Identify and copy all lines of the material where the string "name" is found.

▸ Chart and figure data:
++++

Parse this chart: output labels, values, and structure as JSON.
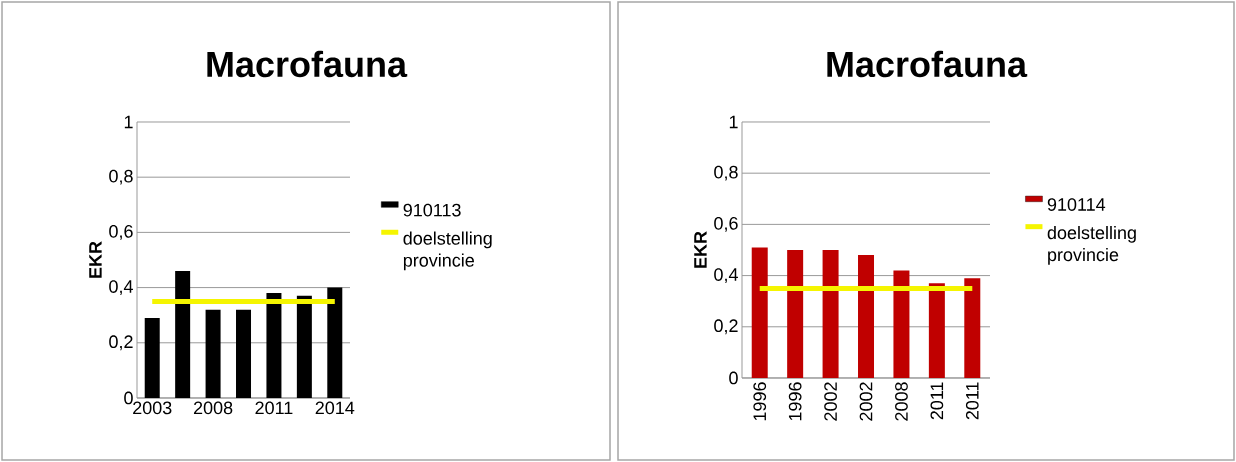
{
  "chart_data": [
    {
      "type": "bar",
      "title": "Macrofauna",
      "ylabel": "EKR",
      "categories": [
        "2003",
        null,
        "2008",
        null,
        "2011",
        null,
        "2014"
      ],
      "series": [
        {
          "name": "910113",
          "color": "#000000",
          "values": [
            0.29,
            0.46,
            0.32,
            0.32,
            0.38,
            0.37,
            0.4
          ]
        },
        {
          "name": "doelstelling provincie",
          "type": "line",
          "color": "#f5f500",
          "values": [
            0.35,
            0.35,
            0.35,
            0.35,
            0.35,
            0.35,
            0.35
          ]
        }
      ],
      "ylim": [
        0,
        1
      ],
      "yticks": [
        0,
        {
          "value": 0.2,
          "label": "0,2"
        },
        {
          "value": 0.4,
          "label": "0,4"
        },
        {
          "value": 0.6,
          "label": "0,6"
        },
        {
          "value": 0.8,
          "label": "0,8"
        },
        1
      ],
      "grid": "y",
      "legend": "right"
    },
    {
      "type": "bar",
      "title": "Macrofauna",
      "ylabel": "EKR",
      "categories": [
        "1996",
        "1996",
        "2002",
        "2002",
        "2008",
        "2011",
        "2011"
      ],
      "series": [
        {
          "name": "910114",
          "color": "#c00000",
          "values": [
            0.51,
            0.5,
            0.5,
            0.48,
            0.42,
            0.37,
            0.39
          ]
        },
        {
          "name": "doelstelling provincie",
          "type": "line",
          "color": "#f5f500",
          "values": [
            0.35,
            0.35,
            0.35,
            0.35,
            0.35,
            0.35,
            0.35
          ]
        }
      ],
      "ylim": [
        0,
        1
      ],
      "yticks": [
        0,
        {
          "value": 0.2,
          "label": "0,2"
        },
        {
          "value": 0.4,
          "label": "0,4"
        },
        {
          "value": 0.6,
          "label": "0,6"
        },
        {
          "value": 0.8,
          "label": "0,8"
        },
        1
      ],
      "grid": "y",
      "legend": "right"
    }
  ]
}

++++

▸ Response to the exercise:
          "name": "910113",
          "name": "doelstelling provincie",
          "name": "910114",
          "name": "doelstelling provincie",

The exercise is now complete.